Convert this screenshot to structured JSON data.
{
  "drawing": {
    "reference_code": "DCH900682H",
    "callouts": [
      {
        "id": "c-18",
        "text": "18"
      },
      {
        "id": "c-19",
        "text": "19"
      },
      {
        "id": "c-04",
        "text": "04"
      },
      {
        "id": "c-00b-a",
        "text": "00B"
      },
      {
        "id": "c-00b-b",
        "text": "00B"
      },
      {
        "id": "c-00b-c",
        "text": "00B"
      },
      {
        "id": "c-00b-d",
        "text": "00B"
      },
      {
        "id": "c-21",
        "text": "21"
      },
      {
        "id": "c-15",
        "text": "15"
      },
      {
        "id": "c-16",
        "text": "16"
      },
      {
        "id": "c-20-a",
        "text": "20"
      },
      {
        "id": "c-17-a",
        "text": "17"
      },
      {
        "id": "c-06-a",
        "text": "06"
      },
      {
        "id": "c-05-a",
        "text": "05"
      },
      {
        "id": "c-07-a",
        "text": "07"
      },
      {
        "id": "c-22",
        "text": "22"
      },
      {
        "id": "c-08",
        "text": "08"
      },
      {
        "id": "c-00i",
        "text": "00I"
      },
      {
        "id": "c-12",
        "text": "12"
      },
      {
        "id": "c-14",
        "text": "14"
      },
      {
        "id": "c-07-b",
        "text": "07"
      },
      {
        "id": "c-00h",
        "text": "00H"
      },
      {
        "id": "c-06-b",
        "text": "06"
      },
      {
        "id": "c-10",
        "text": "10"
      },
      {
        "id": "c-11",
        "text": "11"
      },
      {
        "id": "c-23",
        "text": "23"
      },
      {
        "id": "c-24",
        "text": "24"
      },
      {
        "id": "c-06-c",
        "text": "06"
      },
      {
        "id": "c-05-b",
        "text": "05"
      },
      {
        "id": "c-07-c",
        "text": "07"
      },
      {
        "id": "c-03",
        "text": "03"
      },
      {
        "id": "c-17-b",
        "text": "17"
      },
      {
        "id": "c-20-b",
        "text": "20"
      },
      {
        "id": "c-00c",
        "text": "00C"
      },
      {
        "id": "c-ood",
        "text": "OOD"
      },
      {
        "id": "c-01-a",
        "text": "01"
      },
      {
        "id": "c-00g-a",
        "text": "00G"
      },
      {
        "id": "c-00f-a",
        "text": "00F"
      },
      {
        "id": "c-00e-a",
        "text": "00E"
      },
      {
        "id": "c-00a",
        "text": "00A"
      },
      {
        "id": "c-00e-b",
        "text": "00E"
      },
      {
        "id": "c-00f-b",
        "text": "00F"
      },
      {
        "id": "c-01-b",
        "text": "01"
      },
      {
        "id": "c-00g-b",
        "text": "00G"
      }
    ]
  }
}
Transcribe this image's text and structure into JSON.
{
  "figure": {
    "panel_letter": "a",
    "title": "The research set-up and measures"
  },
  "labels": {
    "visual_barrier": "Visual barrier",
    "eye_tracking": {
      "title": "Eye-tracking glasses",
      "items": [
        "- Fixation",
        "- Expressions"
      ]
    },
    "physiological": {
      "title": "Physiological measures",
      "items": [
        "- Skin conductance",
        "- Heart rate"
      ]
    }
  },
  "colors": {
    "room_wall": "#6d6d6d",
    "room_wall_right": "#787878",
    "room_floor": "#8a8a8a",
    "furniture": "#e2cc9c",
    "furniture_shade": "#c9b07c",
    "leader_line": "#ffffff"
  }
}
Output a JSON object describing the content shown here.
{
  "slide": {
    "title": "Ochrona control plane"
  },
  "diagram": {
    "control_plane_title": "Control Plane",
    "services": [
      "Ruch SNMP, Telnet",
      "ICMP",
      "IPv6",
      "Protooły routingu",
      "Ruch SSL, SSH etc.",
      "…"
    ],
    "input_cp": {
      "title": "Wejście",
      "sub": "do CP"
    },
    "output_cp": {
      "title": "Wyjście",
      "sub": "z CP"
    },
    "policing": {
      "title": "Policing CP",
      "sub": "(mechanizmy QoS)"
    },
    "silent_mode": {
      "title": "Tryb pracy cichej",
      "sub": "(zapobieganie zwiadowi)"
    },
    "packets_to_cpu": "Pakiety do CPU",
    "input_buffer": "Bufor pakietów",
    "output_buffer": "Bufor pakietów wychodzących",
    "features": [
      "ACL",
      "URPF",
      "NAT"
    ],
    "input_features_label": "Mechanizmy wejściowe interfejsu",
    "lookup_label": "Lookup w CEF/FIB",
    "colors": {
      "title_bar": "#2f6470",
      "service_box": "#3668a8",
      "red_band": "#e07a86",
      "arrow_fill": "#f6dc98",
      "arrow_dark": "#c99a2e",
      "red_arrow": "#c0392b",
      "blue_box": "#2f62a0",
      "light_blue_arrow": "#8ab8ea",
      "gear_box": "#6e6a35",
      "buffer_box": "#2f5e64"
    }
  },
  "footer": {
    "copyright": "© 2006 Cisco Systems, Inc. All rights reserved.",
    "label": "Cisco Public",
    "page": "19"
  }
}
---------------
- **TASK BRIEF**
Print the records once more, exactly as they were given.

- **ANSWER FOR THE TASK**
Convert this screenshot to structured JSON data.
{
  "drawing": {
    "reference_code": "DCH900682H",
    "callouts": [
      {
        "id": "c-18",
        "text": "18"
      },
      {
        "id": "c-19",
        "text": "19"
      },
      {
        "id": "c-04",
        "text": "04"
      },
      {
        "id": "c-00b-a",
        "text": "00B"
      },
      {
        "id": "c-00b-b",
        "text": "00B"
      },
      {
        "id": "c-00b-c",
        "text": "00B"
      },
      {
        "id": "c-00b-d",
        "text": "00B"
      },
      {
        "id": "c-21",
        "text": "21"
      },
      {
        "id": "c-15",
        "text": "15"
      },
      {
        "id": "c-16",
        "text": "16"
      },
      {
        "id": "c-20-a",
        "text": "20"
      },
      {
        "id": "c-17-a",
        "text": "17"
      },
      {
        "id": "c-06-a",
        "text": "06"
      },
      {
        "id": "c-05-a",
        "text": "05"
      },
      {
        "id": "c-07-a",
        "text": "07"
      },
      {
        "id": "c-22",
        "text": "22"
      },
      {
        "id": "c-08",
        "text": "08"
      },
      {
        "id": "c-00i",
        "text": "00I"
      },
      {
        "id": "c-12",
        "text": "12"
      },
      {
        "id": "c-14",
        "text": "14"
      },
      {
        "id": "c-07-b",
        "text": "07"
      },
      {
        "id": "c-00h",
        "text": "00H"
      },
      {
        "id": "c-06-b",
        "text": "06"
      },
      {
        "id": "c-10",
        "text": "10"
      },
      {
        "id": "c-11",
        "text": "11"
      },
      {
        "id": "c-23",
        "text": "23"
      },
      {
        "id": "c-24",
        "text": "24"
      },
      {
        "id": "c-06-c",
        "text": "06"
      },
      {
        "id": "c-05-b",
        "text": "05"
      },
      {
        "id": "c-07-c",
        "text": "07"
      },
      {
        "id": "c-03",
        "text": "03"
      },
      {
        "id": "c-17-b",
        "text": "17"
      },
      {
        "id": "c-20-b",
        "text": "20"
      },
      {
        "id": "c-00c",
        "text": "00C"
      },
      {
        "id": "c-ood",
        "text": "OOD"
      },
      {
        "id": "c-01-a",
        "text": "01"
      },
      {
        "id": "c-00g-a",
        "text": "00G"
      },
      {
        "id": "c-00f-a",
        "text": "00F"
      },
      {
        "id": "c-00e-a",
        "text": "00E"
      },
      {
        "id": "c-00a",
        "text": "00A"
      },
      {
        "id": "c-00e-b",
        "text": "00E"
      },
      {
        "id": "c-00f-b",
        "text": "00F"
      },
      {
        "id": "c-01-b",
        "text": "01"
      },
      {
        "id": "c-00g-b",
        "text": "00G"
      }
    ]
  }
}
Transcribe this image's text and structure into JSON.
{
  "figure": {
    "panel_letter": "a",
    "title": "The research set-up and measures"
  },
  "labels": {
    "visual_barrier": "Visual barrier",
    "eye_tracking": {
      "title": "Eye-tracking glasses",
      "items": [
        "- Fixation",
        "- Expressions"
      ]
    },
    "physiological": {
      "title": "Physiological measures",
      "items": [
        "- Skin conductance",
        "- Heart rate"
      ]
    }
  },
  "colors": {
    "room_wall": "#6d6d6d",
    "room_wall_right": "#787878",
    "room_floor": "#8a8a8a",
    "furniture": "#e2cc9c",
    "furniture_shade": "#c9b07c",
    "leader_line": "#ffffff"
  }
}
Output a JSON object describing the content shown here.
{
  "slide": {
    "title": "Ochrona control plane"
  },
  "diagram": {
    "control_plane_title": "Control Plane",
    "services": [
      "Ruch SNMP, Telnet",
      "ICMP",
      "IPv6",
      "Protooły routingu",
      "Ruch SSL, SSH etc.",
      "…"
    ],
    "input_cp": {
      "title": "Wejście",
      "sub": "do CP"
    },
    "output_cp": {
      "title": "Wyjście",
      "sub": "z CP"
    },
    "policing": {
      "title": "Policing CP",
      "sub": "(mechanizmy QoS)"
    },
    "silent_mode": {
      "title": "Tryb pracy cichej",
      "sub": "(zapobieganie zwiadowi)"
    },
    "packets_to_cpu": "Pakiety do CPU",
    "input_buffer": "Bufor pakietów",
    "output_buffer": "Bufor pakietów wychodzących",
    "features": [
      "ACL",
      "URPF",
      "NAT"
    ],
    "input_features_label": "Mechanizmy wejściowe interfejsu",
    "lookup_label": "Lookup w CEF/FIB",
    "colors": {
      "title_bar": "#2f6470",
      "service_box": "#3668a8",
      "red_band": "#e07a86",
      "arrow_fill": "#f6dc98",
      "arrow_dark": "#c99a2e",
      "red_arrow": "#c0392b",
      "blue_box": "#2f62a0",
      "light_blue_arrow": "#8ab8ea",
      "gear_box": "#6e6a35",
      "buffer_box": "#2f5e64"
    }
  },
  "footer": {
    "copyright": "© 2006 Cisco Systems, Inc. All rights reserved.",
    "label": "Cisco Public",
    "page": "19"
  }
}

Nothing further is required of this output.